___ INPUT FOR THIS TASK

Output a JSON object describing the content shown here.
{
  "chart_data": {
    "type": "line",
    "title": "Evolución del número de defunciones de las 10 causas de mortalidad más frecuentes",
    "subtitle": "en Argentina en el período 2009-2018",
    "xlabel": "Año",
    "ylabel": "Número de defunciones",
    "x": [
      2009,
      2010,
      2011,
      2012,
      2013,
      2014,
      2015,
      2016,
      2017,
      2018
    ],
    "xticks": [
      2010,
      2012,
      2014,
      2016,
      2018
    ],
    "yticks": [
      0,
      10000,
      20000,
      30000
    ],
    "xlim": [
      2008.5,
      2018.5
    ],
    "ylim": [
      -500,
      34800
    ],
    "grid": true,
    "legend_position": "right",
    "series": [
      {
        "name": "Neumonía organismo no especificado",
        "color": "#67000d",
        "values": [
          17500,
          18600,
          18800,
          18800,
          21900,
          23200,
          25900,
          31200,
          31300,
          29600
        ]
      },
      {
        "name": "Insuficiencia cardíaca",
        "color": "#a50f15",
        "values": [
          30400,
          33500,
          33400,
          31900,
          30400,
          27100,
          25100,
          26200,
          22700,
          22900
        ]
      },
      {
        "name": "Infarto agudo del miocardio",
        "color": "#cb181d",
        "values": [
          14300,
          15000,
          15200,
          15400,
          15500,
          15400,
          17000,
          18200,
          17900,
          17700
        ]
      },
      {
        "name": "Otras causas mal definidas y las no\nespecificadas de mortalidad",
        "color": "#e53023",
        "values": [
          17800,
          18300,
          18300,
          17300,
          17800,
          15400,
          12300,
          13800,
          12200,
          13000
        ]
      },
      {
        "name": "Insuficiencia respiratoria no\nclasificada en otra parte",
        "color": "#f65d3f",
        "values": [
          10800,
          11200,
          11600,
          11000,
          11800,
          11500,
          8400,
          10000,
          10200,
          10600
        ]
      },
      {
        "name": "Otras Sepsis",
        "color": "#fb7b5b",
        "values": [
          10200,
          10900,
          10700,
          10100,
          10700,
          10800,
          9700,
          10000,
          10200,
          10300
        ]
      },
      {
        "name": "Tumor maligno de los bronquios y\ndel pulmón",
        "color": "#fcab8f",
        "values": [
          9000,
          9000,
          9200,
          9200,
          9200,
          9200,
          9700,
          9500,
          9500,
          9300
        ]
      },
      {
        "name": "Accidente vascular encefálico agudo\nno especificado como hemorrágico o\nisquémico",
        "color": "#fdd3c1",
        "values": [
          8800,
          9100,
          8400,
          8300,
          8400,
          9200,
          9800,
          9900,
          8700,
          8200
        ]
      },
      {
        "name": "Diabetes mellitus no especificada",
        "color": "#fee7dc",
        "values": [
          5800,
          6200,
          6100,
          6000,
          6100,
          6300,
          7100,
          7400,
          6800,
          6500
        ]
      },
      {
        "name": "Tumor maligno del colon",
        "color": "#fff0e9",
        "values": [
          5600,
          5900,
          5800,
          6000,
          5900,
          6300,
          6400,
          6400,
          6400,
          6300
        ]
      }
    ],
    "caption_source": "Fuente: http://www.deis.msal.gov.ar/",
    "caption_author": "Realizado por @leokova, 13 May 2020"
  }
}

______

#### AIM OF THE EXERCISE
The answer is the full set of records, printed exactly as given.

#### WRITTEN ANSWER
Output a JSON object describing the content shown here.
{
  "chart_data": {
    "type": "line",
    "title": "Evolución del número de defunciones de las 10 causas de mortalidad más frecuentes",
    "subtitle": "en Argentina en el período 2009-2018",
    "xlabel": "Año",
    "ylabel": "Número de defunciones",
    "x": [
      2009,
      2010,
      2011,
      2012,
      2013,
      2014,
      2015,
      2016,
      2017,
      2018
    ],
    "xticks": [
      2010,
      2012,
      2014,
      2016,
      2018
    ],
    "yticks": [
      0,
      10000,
      20000,
      30000
    ],
    "xlim": [
      2008.5,
      2018.5
    ],
    "ylim": [
      -500,
      34800
    ],
    "grid": true,
    "legend_position": "right",
    "series": [
      {
        "name": "Neumonía organismo no especificado",
        "color": "#67000d",
        "values": [
          17500,
          18600,
          18800,
          18800,
          21900,
          23200,
          25900,
          31200,
          31300,
          29600
        ]
      },
      {
        "name": "Insuficiencia cardíaca",
        "color": "#a50f15",
        "values": [
          30400,
          33500,
          33400,
          31900,
          30400,
          27100,
          25100,
          26200,
          22700,
          22900
        ]
      },
      {
        "name": "Infarto agudo del miocardio",
        "color": "#cb181d",
        "values": [
          14300,
          15000,
          15200,
          15400,
          15500,
          15400,
          17000,
          18200,
          17900,
          17700
        ]
      },
      {
        "name": "Otras causas mal definidas y las no\nespecificadas de mortalidad",
        "color": "#e53023",
        "values": [
          17800,
          18300,
          18300,
          17300,
          17800,
          15400,
          12300,
          13800,
          12200,
          13000
        ]
      },
      {
        "name": "Insuficiencia respiratoria no\nclasificada en otra parte",
        "color": "#f65d3f",
        "values": [
          10800,
          11200,
          11600,
          11000,
          11800,
          11500,
          8400,
          10000,
          10200,
          10600
        ]
      },
      {
        "name": "Otras Sepsis",
        "color": "#fb7b5b",
        "values": [
          10200,
          10900,
          10700,
          10100,
          10700,
          10800,
          9700,
          10000,
          10200,
          10300
        ]
      },
      {
        "name": "Tumor maligno de los bronquios y\ndel pulmón",
        "color": "#fcab8f",
        "values": [
          9000,
          9000,
          9200,
          9200,
          9200,
          9200,
          9700,
          9500,
          9500,
          9300
        ]
      },
      {
        "name": "Accidente vascular encefálico agudo\nno especificado como hemorrágico o\nisquémico",
        "color": "#fdd3c1",
        "values": [
          8800,
          9100,
          8400,
          8300,
          8400,
          9200,
          9800,
          9900,
          8700,
          8200
        ]
      },
      {
        "name": "Diabetes mellitus no especificada",
        "color": "#fee7dc",
        "values": [
          5800,
          6200,
          6100,
          6000,
          6100,
          6300,
          7100,
          7400,
          6800,
          6500
        ]
      },
      {
        "name": "Tumor maligno del colon",
        "color": "#fff0e9",
        "values": [
          5600,
          5900,
          5800,
          6000,
          5900,
          6300,
          6400,
          6400,
          6400,
          6300
        ]
      }
    ],
    "caption_source": "Fuente: http://www.deis.msal.gov.ar/",
    "caption_author": "Realizado por @leokova, 13 May 2020"
  }
}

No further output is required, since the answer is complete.